• **Raw records**

--

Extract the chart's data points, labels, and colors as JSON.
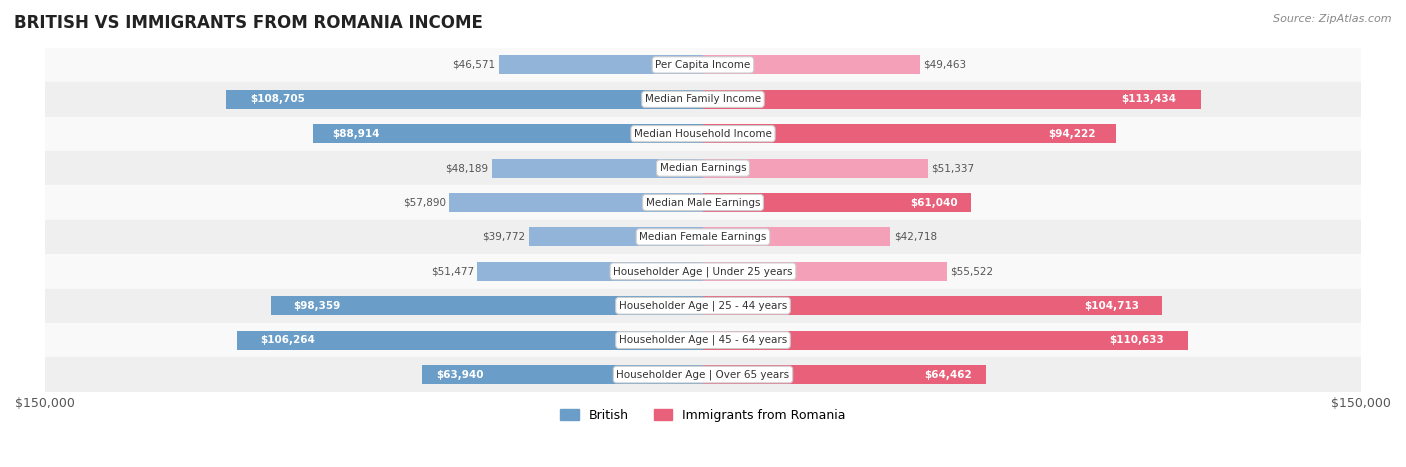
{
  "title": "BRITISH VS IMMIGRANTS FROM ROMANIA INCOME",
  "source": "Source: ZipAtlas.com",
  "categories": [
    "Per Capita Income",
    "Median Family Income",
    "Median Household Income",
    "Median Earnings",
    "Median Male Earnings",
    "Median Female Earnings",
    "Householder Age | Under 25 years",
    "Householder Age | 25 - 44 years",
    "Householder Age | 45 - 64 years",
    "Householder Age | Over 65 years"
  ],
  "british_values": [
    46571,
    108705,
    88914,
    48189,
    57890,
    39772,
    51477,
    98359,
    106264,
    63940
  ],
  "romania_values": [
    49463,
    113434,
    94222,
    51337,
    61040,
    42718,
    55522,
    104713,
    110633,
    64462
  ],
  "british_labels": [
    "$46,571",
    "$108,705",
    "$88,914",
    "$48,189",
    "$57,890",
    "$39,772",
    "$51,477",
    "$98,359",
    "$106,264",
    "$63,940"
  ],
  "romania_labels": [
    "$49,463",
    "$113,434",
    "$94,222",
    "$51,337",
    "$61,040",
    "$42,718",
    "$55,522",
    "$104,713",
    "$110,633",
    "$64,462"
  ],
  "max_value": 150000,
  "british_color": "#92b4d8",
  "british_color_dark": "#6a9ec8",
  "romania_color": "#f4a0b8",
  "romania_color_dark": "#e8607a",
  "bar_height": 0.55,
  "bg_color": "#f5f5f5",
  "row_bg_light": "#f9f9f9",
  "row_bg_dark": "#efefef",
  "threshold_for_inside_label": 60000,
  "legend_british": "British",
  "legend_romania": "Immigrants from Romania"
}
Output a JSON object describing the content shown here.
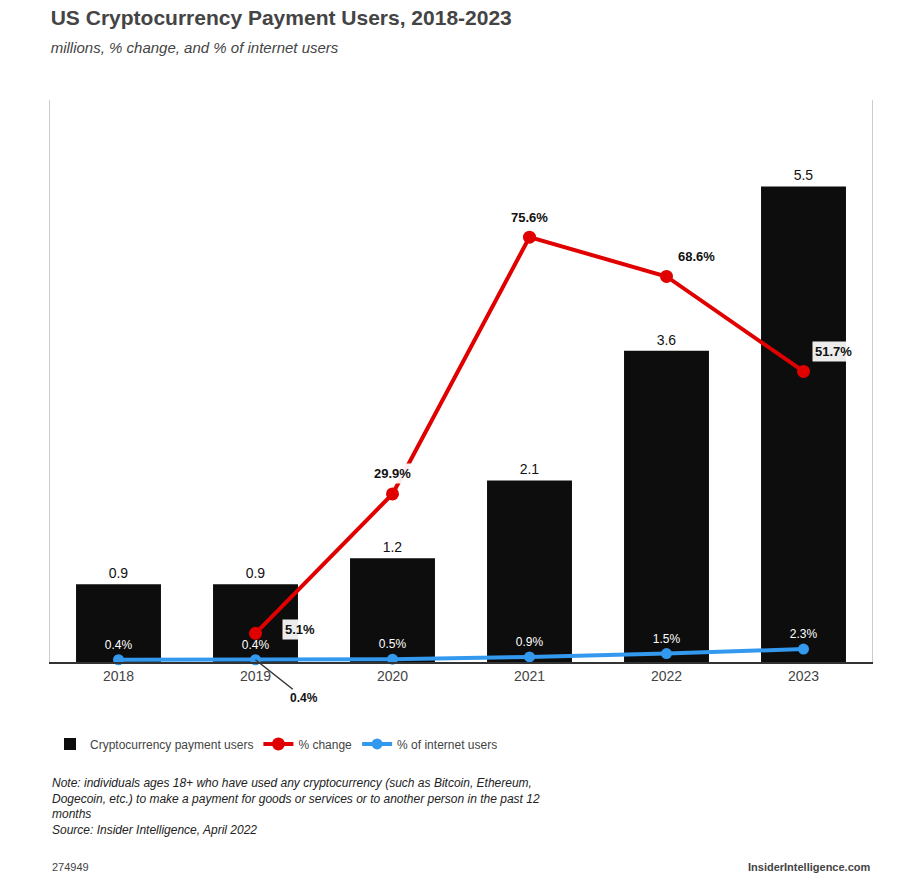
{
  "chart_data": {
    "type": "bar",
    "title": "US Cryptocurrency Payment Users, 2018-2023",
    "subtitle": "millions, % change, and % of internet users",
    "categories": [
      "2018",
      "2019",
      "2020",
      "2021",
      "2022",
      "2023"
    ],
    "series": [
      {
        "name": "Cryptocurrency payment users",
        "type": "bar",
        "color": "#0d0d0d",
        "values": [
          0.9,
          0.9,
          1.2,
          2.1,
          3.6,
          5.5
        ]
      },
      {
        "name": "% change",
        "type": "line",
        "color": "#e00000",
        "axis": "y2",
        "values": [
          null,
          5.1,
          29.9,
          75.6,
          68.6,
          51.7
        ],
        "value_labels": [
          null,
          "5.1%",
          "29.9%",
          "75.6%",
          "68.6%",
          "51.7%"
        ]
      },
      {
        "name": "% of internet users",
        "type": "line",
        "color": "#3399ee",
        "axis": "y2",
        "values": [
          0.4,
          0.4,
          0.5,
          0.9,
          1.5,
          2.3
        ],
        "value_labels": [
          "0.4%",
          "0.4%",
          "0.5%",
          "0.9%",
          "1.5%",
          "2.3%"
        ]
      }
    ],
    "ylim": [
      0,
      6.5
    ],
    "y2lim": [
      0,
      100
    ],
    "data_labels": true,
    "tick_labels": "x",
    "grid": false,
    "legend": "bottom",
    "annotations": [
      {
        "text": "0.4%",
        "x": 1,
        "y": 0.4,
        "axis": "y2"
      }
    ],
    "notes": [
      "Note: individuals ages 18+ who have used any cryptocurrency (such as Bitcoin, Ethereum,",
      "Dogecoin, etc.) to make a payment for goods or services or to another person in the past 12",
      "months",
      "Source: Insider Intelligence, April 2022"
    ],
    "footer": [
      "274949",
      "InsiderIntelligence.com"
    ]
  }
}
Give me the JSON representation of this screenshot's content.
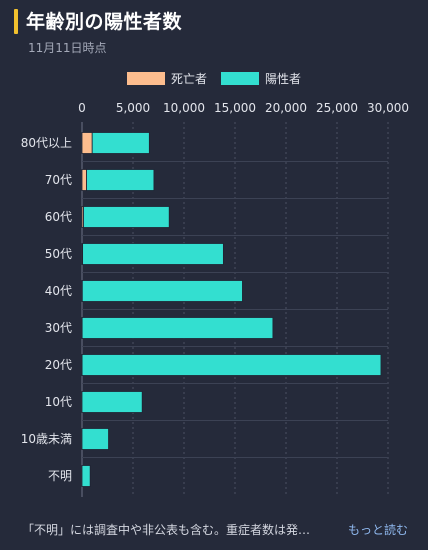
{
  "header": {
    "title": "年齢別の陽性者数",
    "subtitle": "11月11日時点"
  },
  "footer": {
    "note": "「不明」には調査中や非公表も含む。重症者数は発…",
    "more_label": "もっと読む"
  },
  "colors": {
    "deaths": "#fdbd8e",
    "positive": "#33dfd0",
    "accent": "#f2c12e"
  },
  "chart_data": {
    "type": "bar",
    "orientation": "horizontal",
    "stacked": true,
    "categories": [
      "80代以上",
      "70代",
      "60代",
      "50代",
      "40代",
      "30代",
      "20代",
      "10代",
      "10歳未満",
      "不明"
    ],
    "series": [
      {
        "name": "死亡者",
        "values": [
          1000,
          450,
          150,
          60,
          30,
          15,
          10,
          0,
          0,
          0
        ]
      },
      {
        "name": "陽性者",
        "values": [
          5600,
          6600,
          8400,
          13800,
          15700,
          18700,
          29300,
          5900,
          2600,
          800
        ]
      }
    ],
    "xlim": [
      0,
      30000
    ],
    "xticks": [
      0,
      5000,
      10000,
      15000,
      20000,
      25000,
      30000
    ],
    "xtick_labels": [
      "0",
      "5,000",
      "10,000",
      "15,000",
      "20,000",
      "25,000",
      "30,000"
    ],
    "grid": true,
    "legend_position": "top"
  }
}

--

Restate the full listing verbatim and drop every picture.

• **Final result**
Extract the chart's data points, labels, and colors as JSON.
{
  "title": "BRITISH VS IMMIGRANTS FROM ROMANIA INCOME",
  "source": "Source: ZipAtlas.com",
  "categories": [
    "Per Capita Income",
    "Median Family Income",
    "Median Household Income",
    "Median Earnings",
    "Median Male Earnings",
    "Median Female Earnings",
    "Householder Age | Under 25 years",
    "Householder Age | 25 - 44 years",
    "Householder Age | 45 - 64 years",
    "Householder Age | Over 65 years"
  ],
  "british_values": [
    46571,
    108705,
    88914,
    48189,
    57890,
    39772,
    51477,
    98359,
    106264,
    63940
  ],
  "romania_values": [
    49463,
    113434,
    94222,
    51337,
    61040,
    42718,
    55522,
    104713,
    110633,
    64462
  ],
  "british_labels": [
    "$46,571",
    "$108,705",
    "$88,914",
    "$48,189",
    "$57,890",
    "$39,772",
    "$51,477",
    "$98,359",
    "$106,264",
    "$63,940"
  ],
  "romania_labels": [
    "$49,463",
    "$113,434",
    "$94,222",
    "$51,337",
    "$61,040",
    "$42,718",
    "$55,522",
    "$104,713",
    "$110,633",
    "$64,462"
  ],
  "max_value": 150000,
  "british_color": "#92b4d8",
  "british_color_dark": "#6a9ec8",
  "romania_color": "#f4a0b8",
  "romania_color_dark": "#e8607a",
  "bar_height": 0.55,
  "bg_color": "#f5f5f5",
  "row_bg_light": "#f9f9f9",
  "row_bg_dark": "#efefef",
  "threshold_for_inside_label": 60000,
  "legend_british": "British",
  "legend_romania": "Immigrants from Romania"
}
Output a JSON object describing the content shown here.
{
  "chart_data": {
    "type": "bar",
    "title": "US Cryptocurrency Payment Users, 2018-2023",
    "subtitle": "millions, % change, and % of internet users",
    "categories": [
      "2018",
      "2019",
      "2020",
      "2021",
      "2022",
      "2023"
    ],
    "series": [
      {
        "name": "Cryptocurrency payment users",
        "type": "bar",
        "color": "#0d0d0d",
        "values": [
          0.9,
          0.9,
          1.2,
          2.1,
          3.6,
          5.5
        ]
      },
      {
        "name": "% change",
        "type": "line",
        "color": "#e00000",
        "axis": "y2",
        "values": [
          null,
          5.1,
          29.9,
          75.6,
          68.6,
          51.7
        ],
        "value_labels": [
          null,
          "5.1%",
          "29.9%",
          "75.6%",
          "68.6%",
          "51.7%"
        ]
      },
      {
        "name": "% of internet users",
        "type": "line",
        "color": "#3399ee",
        "axis": "y2",
        "values": [
          0.4,
          0.4,
          0.5,
          0.9,
          1.5,
          2.3
        ],
        "value_labels": [
          "0.4%",
          "0.4%",
          "0.5%",
          "0.9%",
          "1.5%",
          "2.3%"
        ]
      }
    ],
    "ylim": [
      0,
      6.5
    ],
    "y2lim": [
      0,
      100
    ],
    "data_labels": true,
    "tick_labels": "x",
    "grid": false,
    "legend": "bottom",
    "annotations": [
      {
        "text": "0.4%",
        "x": 1,
        "y": 0.4,
        "axis": "y2"
      }
    ],
    "notes": [
      "Note: individuals ages 18+ who have used any cryptocurrency (such as Bitcoin, Ethereum,",
      "Dogecoin, etc.) to make a payment for goods or services or to another person in the past 12",
      "months",
      "Source: Insider Intelligence, April 2022"
    ],
    "footer": [
      "274949",
      "InsiderIntelligence.com"
    ]
  }
}
Give me the JSON representation of this screenshot's content.
{
  "header": {
    "title": "年齢別の陽性者数",
    "subtitle": "11月11日時点"
  },
  "footer": {
    "note": "「不明」には調査中や非公表も含む。重症者数は発…",
    "more_label": "もっと読む"
  },
  "colors": {
    "deaths": "#fdbd8e",
    "positive": "#33dfd0",
    "accent": "#f2c12e"
  },
  "chart_data": {
    "type": "bar",
    "orientation": "horizontal",
    "stacked": true,
    "categories": [
      "80代以上",
      "70代",
      "60代",
      "50代",
      "40代",
      "30代",
      "20代",
      "10代",
      "10歳未満",
      "不明"
    ],
    "series": [
      {
        "name": "死亡者",
        "values": [
          1000,
          450,
          150,
          60,
          30,
          15,
          10,
          0,
          0,
          0
        ]
      },
      {
        "name": "陽性者",
        "values": [
          5600,
          6600,
          8400,
          13800,
          15700,
          18700,
          29300,
          5900,
          2600,
          800
        ]
      }
    ],
    "xlim": [
      0,
      30000
    ],
    "xticks": [
      0,
      5000,
      10000,
      15000,
      20000,
      25000,
      30000
    ],
    "xtick_labels": [
      "0",
      "5,000",
      "10,000",
      "15,000",
      "20,000",
      "25,000",
      "30,000"
    ],
    "grid": true,
    "legend_position": "top"
  }
}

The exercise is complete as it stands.